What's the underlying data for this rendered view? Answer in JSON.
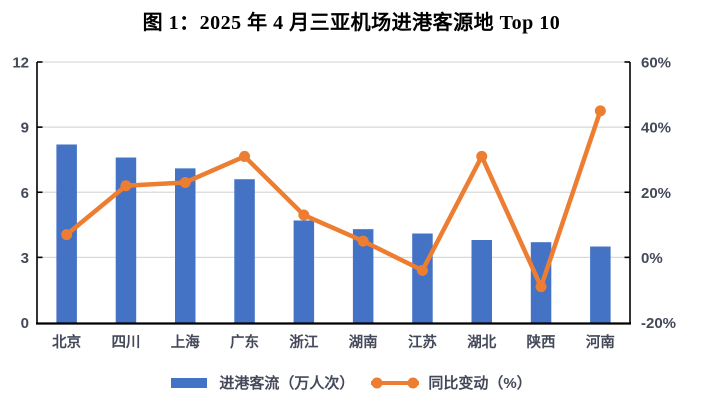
{
  "title": "图 1：2025 年 4 月三亚机场进港客源地 Top 10",
  "legend": {
    "bar_label": "进港客流（万人次）",
    "line_label": "同比变动（%）"
  },
  "colors": {
    "bar": "#4472C4",
    "line": "#ED7D31",
    "axis_label": "#44495A",
    "gridline": "#D9D9D9",
    "axis_line": "#000000"
  },
  "chart_data": {
    "type": "bar",
    "subtype": "bar-line-combo",
    "title": "图 1：2025 年 4 月三亚机场进港客源地 Top 10",
    "categories": [
      "北京",
      "四川",
      "上海",
      "广东",
      "浙江",
      "湖南",
      "江苏",
      "湖北",
      "陕西",
      "河南"
    ],
    "series": [
      {
        "name": "进港客流（万人次）",
        "type": "bar",
        "axis": "left",
        "values": [
          8.2,
          7.6,
          7.1,
          6.6,
          4.7,
          4.3,
          4.1,
          3.8,
          3.7,
          3.5
        ]
      },
      {
        "name": "同比变动（%）",
        "type": "line",
        "axis": "right",
        "values": [
          7,
          22,
          23,
          31,
          13,
          5,
          -4,
          31,
          -9,
          45
        ]
      }
    ],
    "left_axis": {
      "min": 0,
      "max": 12,
      "tick_values": [
        0,
        3,
        6,
        9,
        12
      ],
      "labels": [
        "0",
        "3",
        "6",
        "9",
        "12"
      ]
    },
    "right_axis": {
      "min": -20,
      "max": 60,
      "tick_values": [
        -20,
        0,
        20,
        40,
        60
      ],
      "labels": [
        "-20%",
        "0%",
        "20%",
        "40%",
        "60%"
      ]
    },
    "grid": "horizontal",
    "legend_position": "bottom"
  }
}
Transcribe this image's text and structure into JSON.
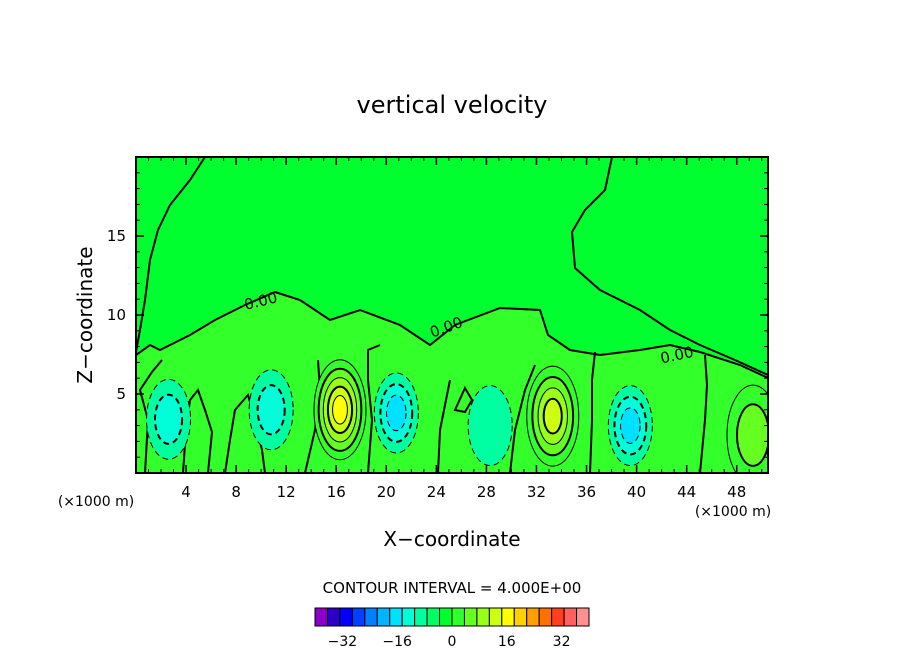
{
  "chart_data": {
    "type": "contour",
    "title": "vertical velocity",
    "xlabel": "X−coordinate",
    "ylabel": "Z−coordinate",
    "x_unit": "(×1000 m)",
    "y_unit": "(×1000 m)",
    "xlim": [
      0,
      50.5
    ],
    "ylim": [
      0,
      20
    ],
    "x_ticks": [
      4,
      8,
      12,
      16,
      20,
      24,
      28,
      32,
      36,
      40,
      44,
      48
    ],
    "x_tick_labels": [
      "4",
      "8",
      "12",
      "16",
      "20",
      "24",
      "28",
      "32",
      "36",
      "40",
      "44",
      "48"
    ],
    "y_ticks": [
      5,
      10,
      15
    ],
    "y_tick_labels": [
      "5",
      "10",
      "15"
    ],
    "zero_contour_label": "0.00",
    "contour_interval_text": "CONTOUR INTERVAL = 4.000E+00",
    "background_level_color": "#00ff2e",
    "above_zero_color": "#33ff2a",
    "colorbar": {
      "levels_min": -40,
      "levels_max": 40,
      "step": 4,
      "tick_values": [
        -32,
        -16,
        0,
        16,
        32
      ],
      "tick_labels": [
        "−32",
        "−16",
        "0",
        "16",
        "32"
      ],
      "colors": [
        "#8a00c8",
        "#2a00c8",
        "#0000ff",
        "#0040ff",
        "#0080ff",
        "#00b4ff",
        "#00e0ff",
        "#00ffd8",
        "#00ffa0",
        "#00ff60",
        "#00ff2e",
        "#33ff2a",
        "#66ff22",
        "#99ff1a",
        "#ccff10",
        "#ffff00",
        "#ffd000",
        "#ffa000",
        "#ff7000",
        "#ff4020",
        "#ff6060",
        "#ff9090"
      ]
    },
    "cells": [
      {
        "x": 16.3,
        "z": 4.0,
        "peak": 20,
        "kind": "updraft"
      },
      {
        "x": 33.3,
        "z": 3.6,
        "peak": 18,
        "kind": "updraft"
      },
      {
        "x": 49.3,
        "z": 2.4,
        "peak": 10,
        "kind": "updraft"
      },
      {
        "x": 2.6,
        "z": 3.4,
        "peak": -10,
        "kind": "downdraft"
      },
      {
        "x": 10.8,
        "z": 4.0,
        "peak": -9,
        "kind": "downdraft"
      },
      {
        "x": 20.8,
        "z": 3.8,
        "peak": -12,
        "kind": "downdraft"
      },
      {
        "x": 28.3,
        "z": 3.0,
        "peak": -6,
        "kind": "downdraft"
      },
      {
        "x": 39.5,
        "z": 3.0,
        "peak": -14,
        "kind": "downdraft"
      }
    ]
  }
}
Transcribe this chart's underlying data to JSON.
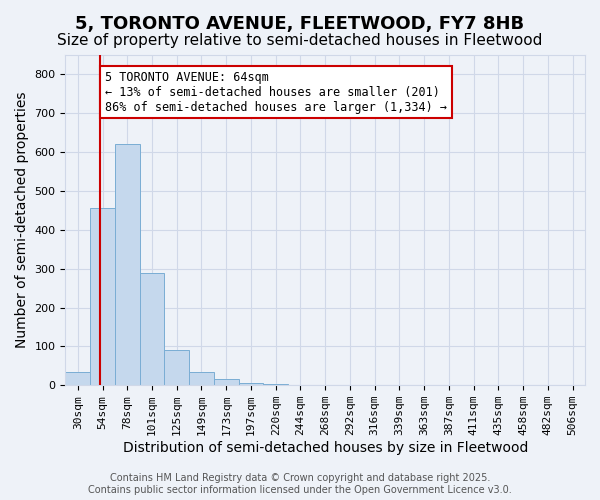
{
  "title": "5, TORONTO AVENUE, FLEETWOOD, FY7 8HB",
  "subtitle": "Size of property relative to semi-detached houses in Fleetwood",
  "xlabel": "Distribution of semi-detached houses by size in Fleetwood",
  "ylabel": "Number of semi-detached properties",
  "bin_labels": [
    "30sqm",
    "54sqm",
    "78sqm",
    "101sqm",
    "125sqm",
    "149sqm",
    "173sqm",
    "197sqm",
    "220sqm",
    "244sqm",
    "268sqm",
    "292sqm",
    "316sqm",
    "339sqm",
    "363sqm",
    "387sqm",
    "411sqm",
    "435sqm",
    "458sqm",
    "482sqm",
    "506sqm"
  ],
  "bar_values": [
    35,
    455,
    620,
    290,
    90,
    35,
    15,
    5,
    2,
    0,
    0,
    0,
    0,
    0,
    0,
    0,
    0,
    0,
    0,
    0,
    0
  ],
  "bar_color": "#c5d8ed",
  "bar_edge_color": "#7aadd4",
  "grid_color": "#d0d8e8",
  "background_color": "#eef2f8",
  "property_size": 64,
  "vline_color": "#cc0000",
  "annotation_text": "5 TORONTO AVENUE: 64sqm\n← 13% of semi-detached houses are smaller (201)\n86% of semi-detached houses are larger (1,334) →",
  "annotation_box_color": "#ffffff",
  "annotation_border_color": "#cc0000",
  "ylim": [
    0,
    850
  ],
  "yticks": [
    0,
    100,
    200,
    300,
    400,
    500,
    600,
    700,
    800
  ],
  "footer_text": "Contains HM Land Registry data © Crown copyright and database right 2025.\nContains public sector information licensed under the Open Government Licence v3.0.",
  "title_fontsize": 13,
  "subtitle_fontsize": 11,
  "axis_label_fontsize": 10,
  "tick_fontsize": 8,
  "annotation_fontsize": 8.5,
  "footer_fontsize": 7
}
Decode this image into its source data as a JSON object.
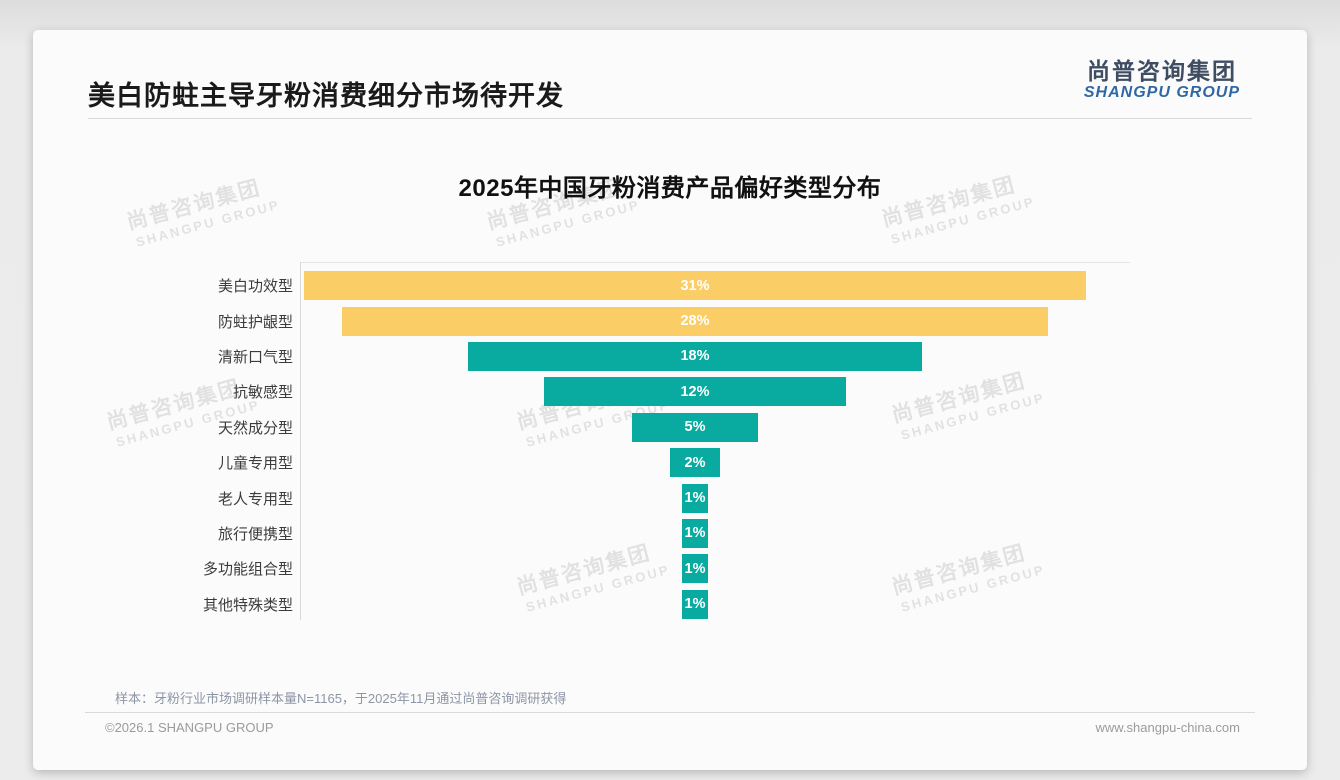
{
  "page": {
    "title": "美白防蛀主导牙粉消费细分市场待开发",
    "logo": {
      "cn": "尚普咨询集团",
      "en": "SHANGPU GROUP"
    },
    "watermark": {
      "line1": "尚普咨询集团",
      "line2": "SHANGPU GROUP"
    },
    "note": "样本：牙粉行业市场调研样本量N=1165，于2025年11月通过尚普咨询调研获得",
    "footer": {
      "left": "©2026.1 SHANGPU GROUP",
      "right": "www.shangpu-china.com"
    }
  },
  "chart_data": {
    "type": "bar",
    "subtype": "centered-funnel",
    "title": "2025年中国牙粉消费产品偏好类型分布",
    "categories": [
      "美白功效型",
      "防蛀护龈型",
      "清新口气型",
      "抗敏感型",
      "天然成分型",
      "儿童专用型",
      "老人专用型",
      "旅行便携型",
      "多功能组合型",
      "其他特殊类型"
    ],
    "values": [
      31,
      28,
      18,
      12,
      5,
      2,
      1,
      1,
      1,
      1
    ],
    "value_labels": [
      "31%",
      "28%",
      "18%",
      "12%",
      "5%",
      "2%",
      "1%",
      "1%",
      "1%",
      "1%"
    ],
    "unit": "percent",
    "bar_colors": [
      "#facd67",
      "#facd67",
      "#09aba0",
      "#09aba0",
      "#09aba0",
      "#09aba0",
      "#09aba0",
      "#09aba0",
      "#09aba0",
      "#09aba0"
    ],
    "colors": {
      "highlight": "#facd67",
      "normal": "#09aba0",
      "value_text": "#ffffff",
      "axis": "#d8d8d8"
    },
    "xlim": [
      0,
      33
    ],
    "grid": false,
    "legend": false,
    "orientation": "horizontal",
    "alignment": "bars centered on common vertical axis"
  }
}
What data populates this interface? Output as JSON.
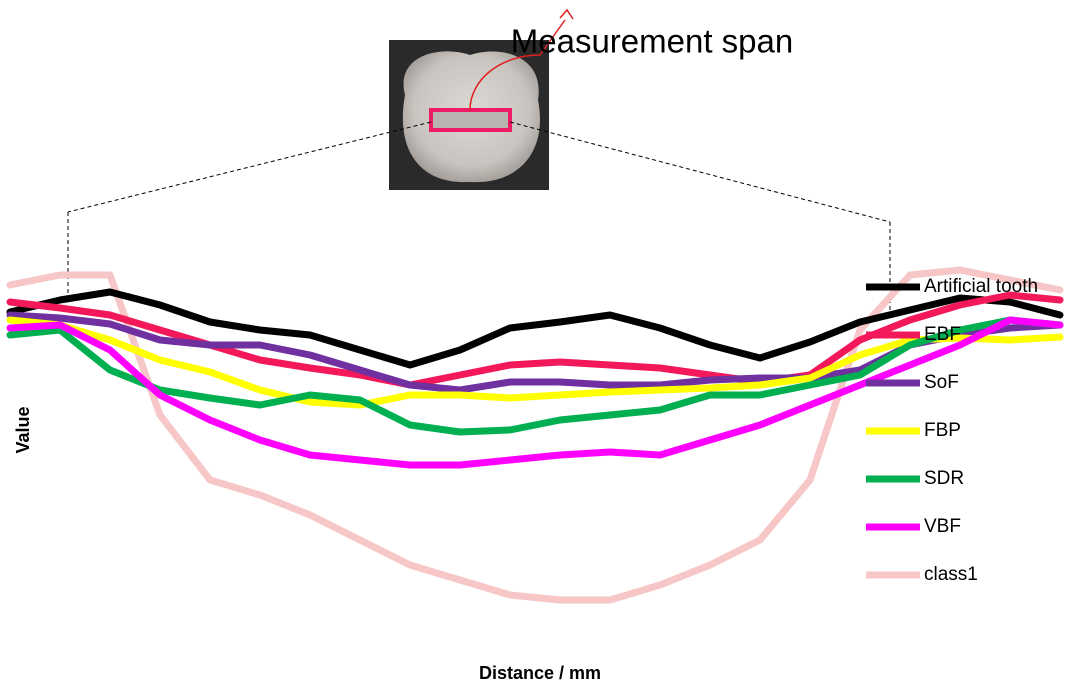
{
  "chart_data": {
    "type": "line",
    "title": "Measurement span",
    "x_label": "Distance  / mm",
    "y_label": "Value",
    "ylim": [
      0,
      100
    ],
    "series": [
      {
        "name": "class1",
        "color": "#f7c6c6",
        "values": [
          88.75,
          91.25,
          91.25,
          56.25,
          40,
          36.25,
          31.25,
          25,
          18.75,
          15,
          11.25,
          10,
          10,
          13.75,
          18.75,
          25,
          40,
          77.5,
          91.25,
          92.5,
          90,
          87.5
        ]
      },
      {
        "name": "Artificial tooth",
        "color": "#000000",
        "values": [
          82,
          85,
          87,
          83.75,
          79.5,
          77.5,
          76.25,
          72.5,
          68.75,
          72.5,
          78,
          79.5,
          81.25,
          78,
          73.75,
          70.5,
          74.5,
          79.5,
          82.5,
          85.5,
          84.5,
          81.25
        ]
      },
      {
        "name": "EBF",
        "color": "#f2185a",
        "values": [
          84.5,
          83,
          81.25,
          77.5,
          73.75,
          70,
          68,
          66.25,
          63.75,
          66.25,
          68.75,
          69.5,
          68.75,
          68,
          66.25,
          64.5,
          66.25,
          75,
          80,
          83.75,
          86.25,
          85
        ]
      },
      {
        "name": "SoF",
        "color": "#7030a0",
        "values": [
          81.25,
          80.5,
          79,
          75,
          73.75,
          73.75,
          71.25,
          67.5,
          63.75,
          62.5,
          64.5,
          64.5,
          63.75,
          63.75,
          65,
          65.5,
          65.5,
          67.5,
          73.75,
          76.25,
          78,
          78.75
        ]
      },
      {
        "name": "FBP",
        "color": "#ffff00",
        "values": [
          80,
          78.75,
          75,
          70,
          67,
          62.5,
          59.5,
          58.75,
          61.25,
          61.25,
          60.5,
          61.25,
          62,
          62.5,
          63,
          63.75,
          65.5,
          71.25,
          75,
          75.5,
          75,
          75.75
        ]
      },
      {
        "name": "SDR",
        "color": "#00b050",
        "values": [
          76.25,
          77.5,
          67.5,
          62.5,
          60.5,
          58.75,
          61.25,
          60,
          53.75,
          52,
          52.5,
          55,
          56.25,
          57.5,
          61.25,
          61.25,
          63.75,
          66.25,
          73.75,
          77.5,
          80,
          78.75
        ]
      },
      {
        "name": "VBF",
        "color": "#ff00ff",
        "values": [
          78,
          78.75,
          72.5,
          61.25,
          55,
          50,
          46.25,
          45,
          43.75,
          43.75,
          45,
          46.25,
          47,
          46.25,
          50,
          53.75,
          58.75,
          63.75,
          68.75,
          73.75,
          80,
          78.75
        ]
      }
    ],
    "legend_order": [
      1,
      2,
      3,
      4,
      5,
      6,
      0
    ]
  }
}
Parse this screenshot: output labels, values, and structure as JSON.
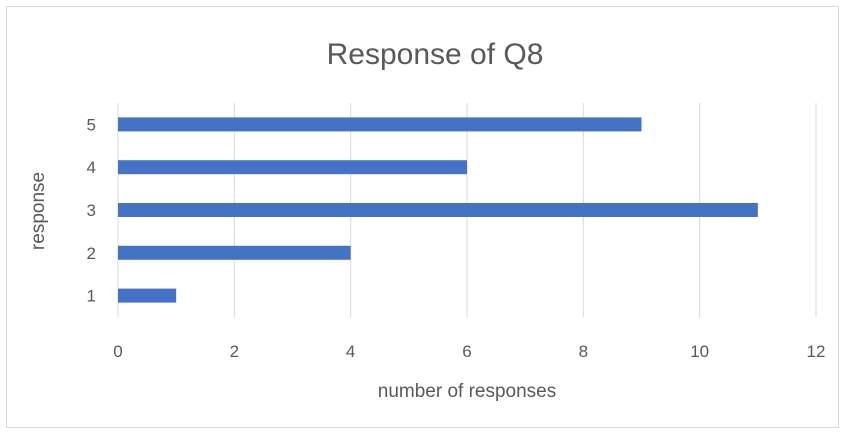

• [EXERCISE DESCRIPTION]: Return all lines containing the word "What".

• [CORRECT RESPONSE]:
What's the underlying data for this rendered view? Answer in JSON.
What data populates this interface? Output as JSON.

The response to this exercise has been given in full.